All records below must be retyped exactly.

▶ Excerpted data:
——————

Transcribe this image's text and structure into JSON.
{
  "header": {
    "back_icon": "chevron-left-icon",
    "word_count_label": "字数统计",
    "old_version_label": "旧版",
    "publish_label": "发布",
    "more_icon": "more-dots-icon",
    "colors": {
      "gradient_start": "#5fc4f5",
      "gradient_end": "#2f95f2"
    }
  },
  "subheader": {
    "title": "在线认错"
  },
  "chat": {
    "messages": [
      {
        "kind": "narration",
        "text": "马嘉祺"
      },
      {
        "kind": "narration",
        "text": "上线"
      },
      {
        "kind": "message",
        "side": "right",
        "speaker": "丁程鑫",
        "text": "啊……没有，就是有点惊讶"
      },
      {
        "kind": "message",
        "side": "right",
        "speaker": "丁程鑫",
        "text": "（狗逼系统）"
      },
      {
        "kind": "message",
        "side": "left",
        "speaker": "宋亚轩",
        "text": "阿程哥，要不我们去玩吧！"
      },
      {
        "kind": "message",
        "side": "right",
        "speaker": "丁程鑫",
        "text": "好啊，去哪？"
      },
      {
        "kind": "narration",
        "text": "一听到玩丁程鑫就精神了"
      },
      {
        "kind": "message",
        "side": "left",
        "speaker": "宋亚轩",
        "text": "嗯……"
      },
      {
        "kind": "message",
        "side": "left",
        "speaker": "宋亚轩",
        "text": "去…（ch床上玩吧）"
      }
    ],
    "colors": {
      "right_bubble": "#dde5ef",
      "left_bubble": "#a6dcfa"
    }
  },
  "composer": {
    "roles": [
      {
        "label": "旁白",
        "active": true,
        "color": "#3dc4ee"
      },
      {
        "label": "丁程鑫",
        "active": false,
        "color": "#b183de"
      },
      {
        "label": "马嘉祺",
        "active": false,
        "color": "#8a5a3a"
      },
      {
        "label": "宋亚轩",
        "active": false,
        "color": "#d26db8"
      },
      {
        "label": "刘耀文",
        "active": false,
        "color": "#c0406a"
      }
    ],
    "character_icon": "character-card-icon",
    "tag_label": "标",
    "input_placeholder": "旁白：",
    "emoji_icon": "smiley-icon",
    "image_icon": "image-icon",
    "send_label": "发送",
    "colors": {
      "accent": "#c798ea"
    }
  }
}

——————

▶ Reply:
Transcribe this image's text and structure into JSON.
{
  "header": {
    "back_icon": "chevron-left-icon",
    "word_count_label": "字数统计",
    "old_version_label": "旧版",
    "publish_label": "发布",
    "more_icon": "more-dots-icon",
    "colors": {
      "gradient_start": "#5fc4f5",
      "gradient_end": "#2f95f2"
    }
  },
  "subheader": {
    "title": "在线认错"
  },
  "chat": {
    "messages": [
      {
        "kind": "narration",
        "text": "马嘉祺"
      },
      {
        "kind": "narration",
        "text": "上线"
      },
      {
        "kind": "message",
        "side": "right",
        "speaker": "丁程鑫",
        "text": "啊……没有，就是有点惊讶"
      },
      {
        "kind": "message",
        "side": "right",
        "speaker": "丁程鑫",
        "text": "（狗逼系统）"
      },
      {
        "kind": "message",
        "side": "left",
        "speaker": "宋亚轩",
        "text": "阿程哥，要不我们去玩吧！"
      },
      {
        "kind": "message",
        "side": "right",
        "speaker": "丁程鑫",
        "text": "好啊，去哪？"
      },
      {
        "kind": "narration",
        "text": "一听到玩丁程鑫就精神了"
      },
      {
        "kind": "message",
        "side": "left",
        "speaker": "宋亚轩",
        "text": "嗯……"
      },
      {
        "kind": "message",
        "side": "left",
        "speaker": "宋亚轩",
        "text": "去…（ch床上玩吧）"
      }
    ],
    "colors": {
      "right_bubble": "#dde5ef",
      "left_bubble": "#a6dcfa"
    }
  },
  "composer": {
    "roles": [
      {
        "label": "旁白",
        "active": true,
        "color": "#3dc4ee"
      },
      {
        "label": "丁程鑫",
        "active": false,
        "color": "#b183de"
      },
      {
        "label": "马嘉祺",
        "active": false,
        "color": "#8a5a3a"
      },
      {
        "label": "宋亚轩",
        "active": false,
        "color": "#d26db8"
      },
      {
        "label": "刘耀文",
        "active": false,
        "color": "#c0406a"
      }
    ],
    "character_icon": "character-card-icon",
    "tag_label": "标",
    "input_placeholder": "旁白：",
    "emoji_icon": "smiley-icon",
    "image_icon": "image-icon",
    "send_label": "发送",
    "colors": {
      "accent": "#c798ea"
    }
  }
}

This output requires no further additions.